• [Entries provided]:
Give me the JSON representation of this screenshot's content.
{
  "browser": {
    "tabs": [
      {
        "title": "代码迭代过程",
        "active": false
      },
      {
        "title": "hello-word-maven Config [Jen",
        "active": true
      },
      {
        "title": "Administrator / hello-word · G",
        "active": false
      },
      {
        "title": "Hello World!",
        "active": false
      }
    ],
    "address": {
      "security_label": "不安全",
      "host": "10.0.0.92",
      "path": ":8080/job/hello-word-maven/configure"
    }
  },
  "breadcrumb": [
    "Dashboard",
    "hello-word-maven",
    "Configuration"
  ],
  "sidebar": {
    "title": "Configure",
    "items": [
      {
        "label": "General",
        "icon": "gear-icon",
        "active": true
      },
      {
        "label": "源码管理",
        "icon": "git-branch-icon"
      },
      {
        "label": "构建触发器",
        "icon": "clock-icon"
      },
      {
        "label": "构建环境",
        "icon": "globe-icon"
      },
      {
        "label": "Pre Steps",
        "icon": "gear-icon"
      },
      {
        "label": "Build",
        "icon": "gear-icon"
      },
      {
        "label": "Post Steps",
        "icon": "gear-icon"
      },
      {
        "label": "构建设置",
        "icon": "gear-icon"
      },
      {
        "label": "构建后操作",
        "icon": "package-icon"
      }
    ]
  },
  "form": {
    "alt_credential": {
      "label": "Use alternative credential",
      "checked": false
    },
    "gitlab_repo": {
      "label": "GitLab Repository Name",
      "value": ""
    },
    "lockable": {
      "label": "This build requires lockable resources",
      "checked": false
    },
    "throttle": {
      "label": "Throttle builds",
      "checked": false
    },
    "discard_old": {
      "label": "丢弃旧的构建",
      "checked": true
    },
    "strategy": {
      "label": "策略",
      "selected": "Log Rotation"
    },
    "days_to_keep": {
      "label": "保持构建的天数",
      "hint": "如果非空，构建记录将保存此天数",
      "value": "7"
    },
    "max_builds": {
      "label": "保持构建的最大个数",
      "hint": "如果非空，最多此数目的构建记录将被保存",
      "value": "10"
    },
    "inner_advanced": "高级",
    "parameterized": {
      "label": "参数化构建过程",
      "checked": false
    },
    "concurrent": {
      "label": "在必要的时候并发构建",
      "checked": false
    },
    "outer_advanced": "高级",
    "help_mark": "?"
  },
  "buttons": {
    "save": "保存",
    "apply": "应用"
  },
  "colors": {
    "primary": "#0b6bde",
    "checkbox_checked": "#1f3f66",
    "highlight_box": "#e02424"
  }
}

• [Prompt]:
Pick out each line containing "title" and report it.

• [Output]:
        "title": "代码迭代过程",
        "title": "hello-word-maven Config [Jen",
        "title": "Administrator / hello-word · G",
        "title": "Hello World!",
    "title": "Configure",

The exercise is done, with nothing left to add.